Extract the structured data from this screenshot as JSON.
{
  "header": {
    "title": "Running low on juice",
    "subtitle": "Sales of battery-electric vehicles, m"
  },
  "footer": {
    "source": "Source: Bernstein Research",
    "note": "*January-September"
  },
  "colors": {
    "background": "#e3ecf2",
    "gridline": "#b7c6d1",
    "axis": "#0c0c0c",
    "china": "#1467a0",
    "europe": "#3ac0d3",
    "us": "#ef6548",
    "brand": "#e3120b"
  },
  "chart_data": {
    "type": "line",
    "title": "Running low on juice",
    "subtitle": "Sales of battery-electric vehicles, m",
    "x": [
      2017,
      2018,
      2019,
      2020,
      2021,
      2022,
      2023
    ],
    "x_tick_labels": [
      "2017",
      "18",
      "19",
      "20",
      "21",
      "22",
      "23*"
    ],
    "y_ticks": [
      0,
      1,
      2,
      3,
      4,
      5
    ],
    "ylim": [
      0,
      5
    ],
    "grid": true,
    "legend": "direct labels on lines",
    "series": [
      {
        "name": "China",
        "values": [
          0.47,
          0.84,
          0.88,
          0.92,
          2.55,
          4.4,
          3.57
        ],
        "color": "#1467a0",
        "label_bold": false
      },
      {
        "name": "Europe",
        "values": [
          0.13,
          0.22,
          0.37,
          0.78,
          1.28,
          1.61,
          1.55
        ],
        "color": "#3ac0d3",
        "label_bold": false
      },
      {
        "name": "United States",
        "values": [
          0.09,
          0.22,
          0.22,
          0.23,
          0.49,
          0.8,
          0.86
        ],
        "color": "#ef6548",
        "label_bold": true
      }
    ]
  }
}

★ ★ ★ ★ ★

**Problem:** Could you reproduce every record above exactly as it appears?

**Finished exercise:**
Extract the structured data from this screenshot as JSON.
{
  "header": {
    "title": "Running low on juice",
    "subtitle": "Sales of battery-electric vehicles, m"
  },
  "footer": {
    "source": "Source: Bernstein Research",
    "note": "*January-September"
  },
  "colors": {
    "background": "#e3ecf2",
    "gridline": "#b7c6d1",
    "axis": "#0c0c0c",
    "china": "#1467a0",
    "europe": "#3ac0d3",
    "us": "#ef6548",
    "brand": "#e3120b"
  },
  "chart_data": {
    "type": "line",
    "title": "Running low on juice",
    "subtitle": "Sales of battery-electric vehicles, m",
    "x": [
      2017,
      2018,
      2019,
      2020,
      2021,
      2022,
      2023
    ],
    "x_tick_labels": [
      "2017",
      "18",
      "19",
      "20",
      "21",
      "22",
      "23*"
    ],
    "y_ticks": [
      0,
      1,
      2,
      3,
      4,
      5
    ],
    "ylim": [
      0,
      5
    ],
    "grid": true,
    "legend": "direct labels on lines",
    "series": [
      {
        "name": "China",
        "values": [
          0.47,
          0.84,
          0.88,
          0.92,
          2.55,
          4.4,
          3.57
        ],
        "color": "#1467a0",
        "label_bold": false
      },
      {
        "name": "Europe",
        "values": [
          0.13,
          0.22,
          0.37,
          0.78,
          1.28,
          1.61,
          1.55
        ],
        "color": "#3ac0d3",
        "label_bold": false
      },
      {
        "name": "United States",
        "values": [
          0.09,
          0.22,
          0.22,
          0.23,
          0.49,
          0.8,
          0.86
        ],
        "color": "#ef6548",
        "label_bold": true
      }
    ]
  }
}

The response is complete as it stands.